Data excerpts:

## BEGIN

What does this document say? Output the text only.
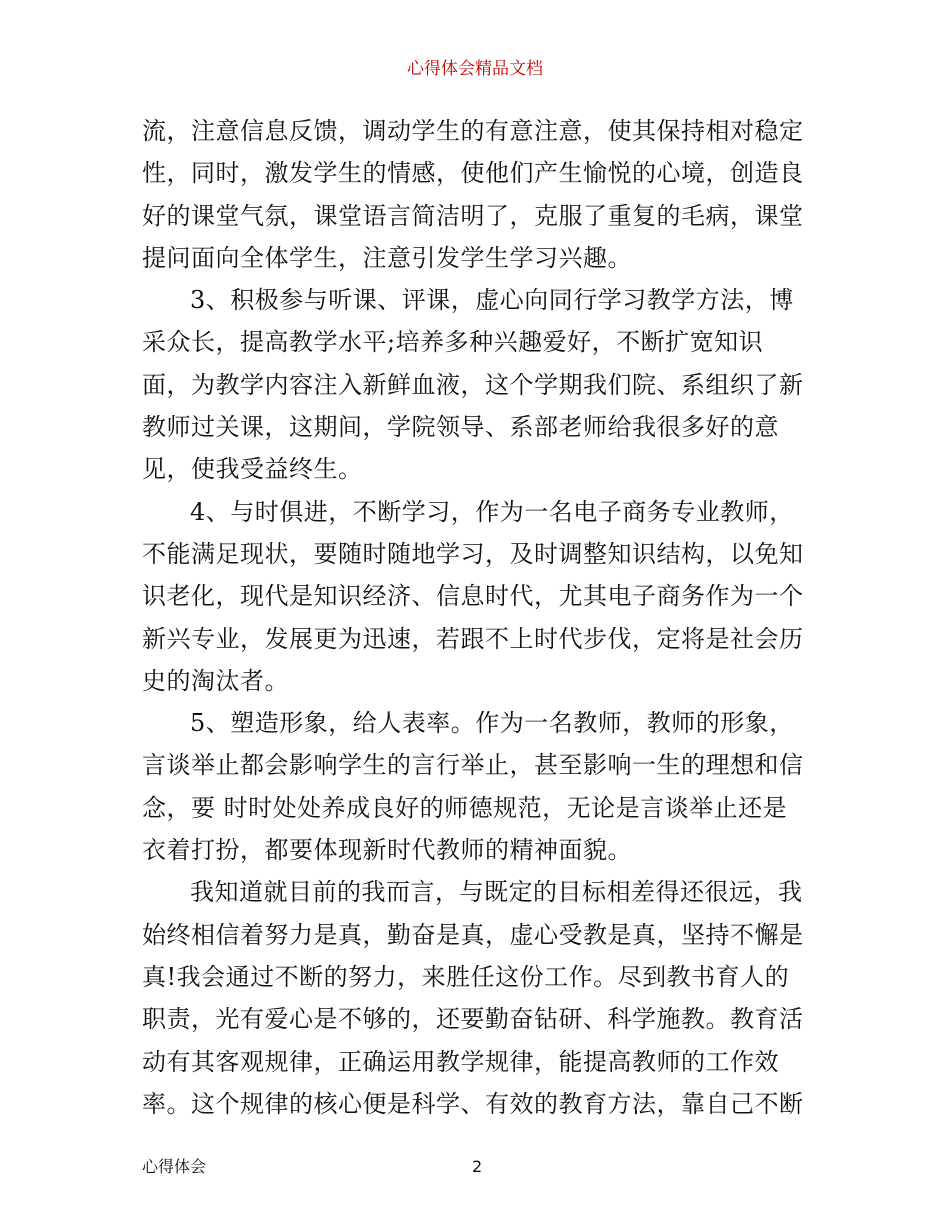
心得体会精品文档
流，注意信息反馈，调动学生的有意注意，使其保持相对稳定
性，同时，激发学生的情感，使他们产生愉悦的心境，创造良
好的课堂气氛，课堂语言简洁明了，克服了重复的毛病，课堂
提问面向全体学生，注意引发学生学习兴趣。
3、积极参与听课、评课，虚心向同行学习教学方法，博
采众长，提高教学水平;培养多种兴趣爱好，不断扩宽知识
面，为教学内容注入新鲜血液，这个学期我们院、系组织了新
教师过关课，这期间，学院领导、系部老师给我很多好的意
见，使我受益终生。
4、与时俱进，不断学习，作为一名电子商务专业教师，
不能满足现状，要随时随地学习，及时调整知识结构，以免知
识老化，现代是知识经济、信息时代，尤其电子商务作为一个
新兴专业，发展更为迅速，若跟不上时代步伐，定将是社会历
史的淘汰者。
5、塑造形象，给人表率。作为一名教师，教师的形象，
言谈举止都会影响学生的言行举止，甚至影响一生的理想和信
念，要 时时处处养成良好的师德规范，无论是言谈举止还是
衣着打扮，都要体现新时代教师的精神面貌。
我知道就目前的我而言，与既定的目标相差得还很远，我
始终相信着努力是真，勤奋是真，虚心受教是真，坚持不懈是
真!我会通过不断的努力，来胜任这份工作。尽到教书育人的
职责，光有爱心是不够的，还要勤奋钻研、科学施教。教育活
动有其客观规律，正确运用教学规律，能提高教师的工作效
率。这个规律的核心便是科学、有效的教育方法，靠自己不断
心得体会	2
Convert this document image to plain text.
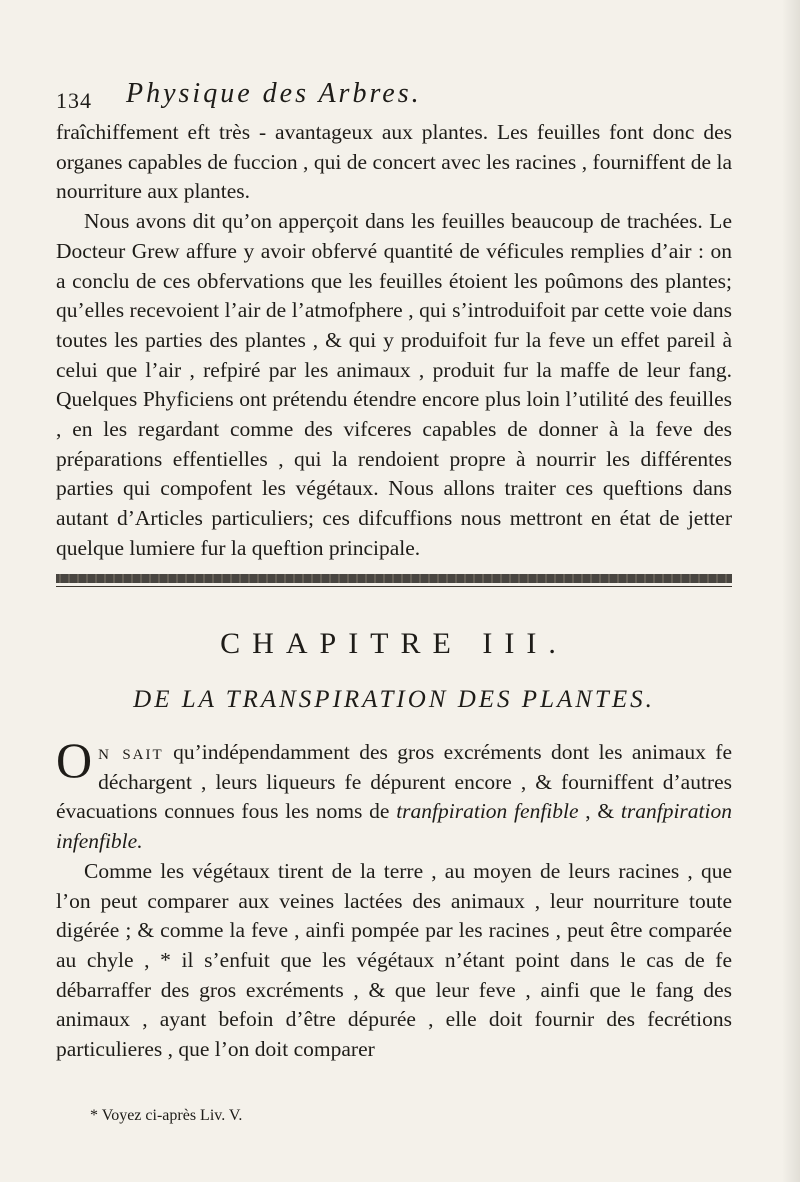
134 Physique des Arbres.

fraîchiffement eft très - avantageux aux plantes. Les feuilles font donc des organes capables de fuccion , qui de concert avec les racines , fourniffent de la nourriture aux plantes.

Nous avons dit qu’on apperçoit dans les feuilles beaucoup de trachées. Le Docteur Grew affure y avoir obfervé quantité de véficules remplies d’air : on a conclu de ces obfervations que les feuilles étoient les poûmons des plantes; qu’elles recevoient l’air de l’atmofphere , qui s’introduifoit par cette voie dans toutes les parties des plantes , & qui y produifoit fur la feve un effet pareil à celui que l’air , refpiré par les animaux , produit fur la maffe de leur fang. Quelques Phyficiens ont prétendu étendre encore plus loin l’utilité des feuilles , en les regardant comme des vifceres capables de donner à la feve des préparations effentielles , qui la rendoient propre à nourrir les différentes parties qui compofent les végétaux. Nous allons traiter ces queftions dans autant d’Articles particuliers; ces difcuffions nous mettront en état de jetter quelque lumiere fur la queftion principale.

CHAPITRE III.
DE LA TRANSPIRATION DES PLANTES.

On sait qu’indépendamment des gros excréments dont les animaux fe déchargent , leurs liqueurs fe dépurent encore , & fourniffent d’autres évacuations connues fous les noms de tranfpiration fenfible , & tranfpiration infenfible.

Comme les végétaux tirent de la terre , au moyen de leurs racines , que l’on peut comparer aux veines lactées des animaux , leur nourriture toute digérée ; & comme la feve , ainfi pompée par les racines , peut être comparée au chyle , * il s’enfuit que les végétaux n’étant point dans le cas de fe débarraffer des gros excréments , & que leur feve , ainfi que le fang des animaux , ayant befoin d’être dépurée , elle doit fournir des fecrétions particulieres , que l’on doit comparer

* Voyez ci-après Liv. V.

## END
## BEGIN

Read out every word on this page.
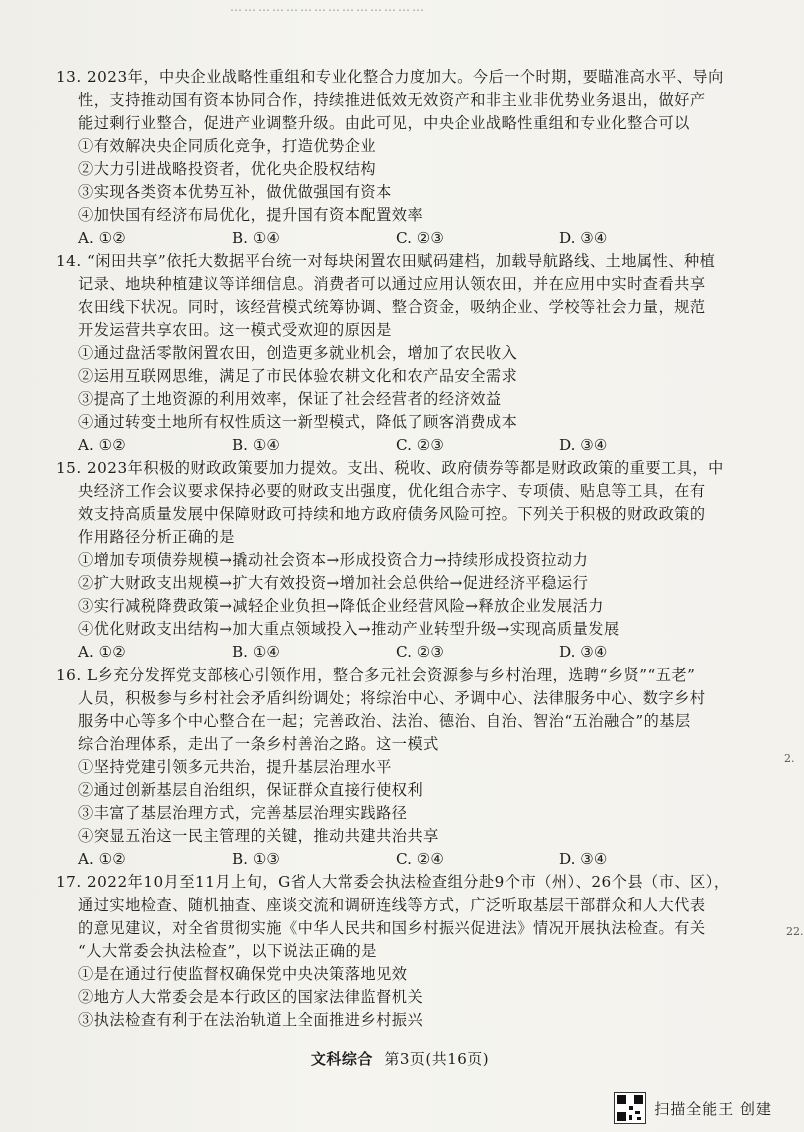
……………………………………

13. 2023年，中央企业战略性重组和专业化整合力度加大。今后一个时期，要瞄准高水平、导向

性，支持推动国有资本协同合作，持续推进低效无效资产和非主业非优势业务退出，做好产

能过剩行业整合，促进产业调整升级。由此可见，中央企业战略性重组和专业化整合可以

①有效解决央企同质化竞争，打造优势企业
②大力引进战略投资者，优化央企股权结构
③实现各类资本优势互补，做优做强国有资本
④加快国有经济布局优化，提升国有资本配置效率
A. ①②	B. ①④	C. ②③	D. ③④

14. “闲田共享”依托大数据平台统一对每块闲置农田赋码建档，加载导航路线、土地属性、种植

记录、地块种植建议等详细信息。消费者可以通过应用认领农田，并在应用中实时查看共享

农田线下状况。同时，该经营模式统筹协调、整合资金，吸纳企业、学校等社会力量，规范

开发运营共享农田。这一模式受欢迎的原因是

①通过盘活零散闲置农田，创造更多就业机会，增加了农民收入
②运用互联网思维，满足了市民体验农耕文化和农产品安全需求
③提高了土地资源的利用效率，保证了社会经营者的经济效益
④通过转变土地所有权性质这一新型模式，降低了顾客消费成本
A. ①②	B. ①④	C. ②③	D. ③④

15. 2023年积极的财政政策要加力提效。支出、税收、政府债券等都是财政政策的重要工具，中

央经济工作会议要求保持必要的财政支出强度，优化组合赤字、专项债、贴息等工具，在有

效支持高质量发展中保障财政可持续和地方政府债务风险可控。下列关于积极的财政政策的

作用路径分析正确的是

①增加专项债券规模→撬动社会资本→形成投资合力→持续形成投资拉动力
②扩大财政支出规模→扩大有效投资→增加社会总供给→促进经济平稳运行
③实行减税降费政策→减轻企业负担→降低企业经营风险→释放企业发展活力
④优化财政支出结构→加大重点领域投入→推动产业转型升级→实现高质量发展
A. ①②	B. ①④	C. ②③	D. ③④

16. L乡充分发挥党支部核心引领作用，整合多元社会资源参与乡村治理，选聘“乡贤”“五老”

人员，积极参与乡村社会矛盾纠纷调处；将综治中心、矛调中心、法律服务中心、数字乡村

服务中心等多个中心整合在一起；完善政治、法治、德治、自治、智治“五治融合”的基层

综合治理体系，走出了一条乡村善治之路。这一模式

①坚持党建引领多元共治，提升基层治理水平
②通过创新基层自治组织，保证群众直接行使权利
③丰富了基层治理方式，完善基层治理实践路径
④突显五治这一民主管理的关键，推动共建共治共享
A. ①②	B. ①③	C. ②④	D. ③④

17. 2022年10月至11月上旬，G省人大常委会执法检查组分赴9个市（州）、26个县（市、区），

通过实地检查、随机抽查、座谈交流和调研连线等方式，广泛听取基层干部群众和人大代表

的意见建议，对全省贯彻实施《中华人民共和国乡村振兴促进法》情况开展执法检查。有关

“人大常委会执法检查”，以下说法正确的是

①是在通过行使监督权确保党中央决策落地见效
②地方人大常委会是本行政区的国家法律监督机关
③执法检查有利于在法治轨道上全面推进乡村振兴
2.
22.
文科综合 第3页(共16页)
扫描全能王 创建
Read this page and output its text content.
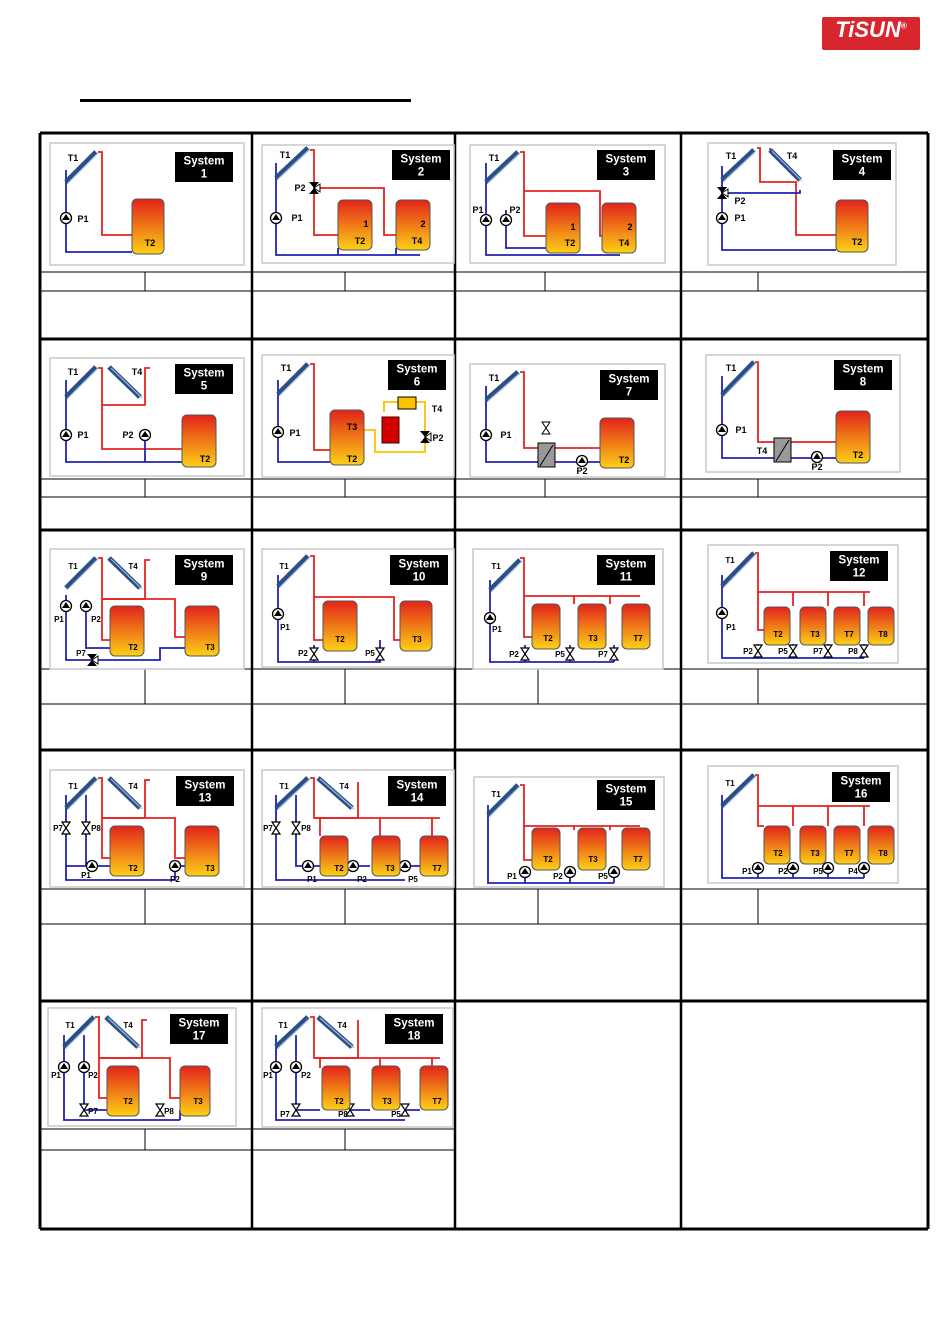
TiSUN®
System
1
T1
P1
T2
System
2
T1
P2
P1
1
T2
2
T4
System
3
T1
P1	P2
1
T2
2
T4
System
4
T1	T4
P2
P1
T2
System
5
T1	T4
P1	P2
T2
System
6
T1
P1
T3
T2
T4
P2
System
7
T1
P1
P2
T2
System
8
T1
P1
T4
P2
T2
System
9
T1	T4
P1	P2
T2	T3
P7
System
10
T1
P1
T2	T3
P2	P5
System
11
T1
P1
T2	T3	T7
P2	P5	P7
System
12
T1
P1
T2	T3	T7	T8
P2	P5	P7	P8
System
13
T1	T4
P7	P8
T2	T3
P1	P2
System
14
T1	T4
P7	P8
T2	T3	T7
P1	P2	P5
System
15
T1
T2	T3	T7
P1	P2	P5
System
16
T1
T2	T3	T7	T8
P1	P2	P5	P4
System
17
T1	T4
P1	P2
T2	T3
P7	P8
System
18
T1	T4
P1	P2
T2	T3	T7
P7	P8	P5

## END

Pick out and copy the lines of the entries that hold the string "fourniffent".

PROBLEM SOLUTION:
fraîchiffement eft très - avantageux aux plantes. Les feuilles font donc des organes capables de fuccion , qui de concert avec les racines , fourniffent de la nourriture aux plantes.
On sait qu’indépendamment des gros excréments dont les animaux fe déchargent , leurs liqueurs fe dépurent encore , & fourniffent d’autres évacuations connues fous les noms de tranfpiration fenfible , & tranfpiration infenfible.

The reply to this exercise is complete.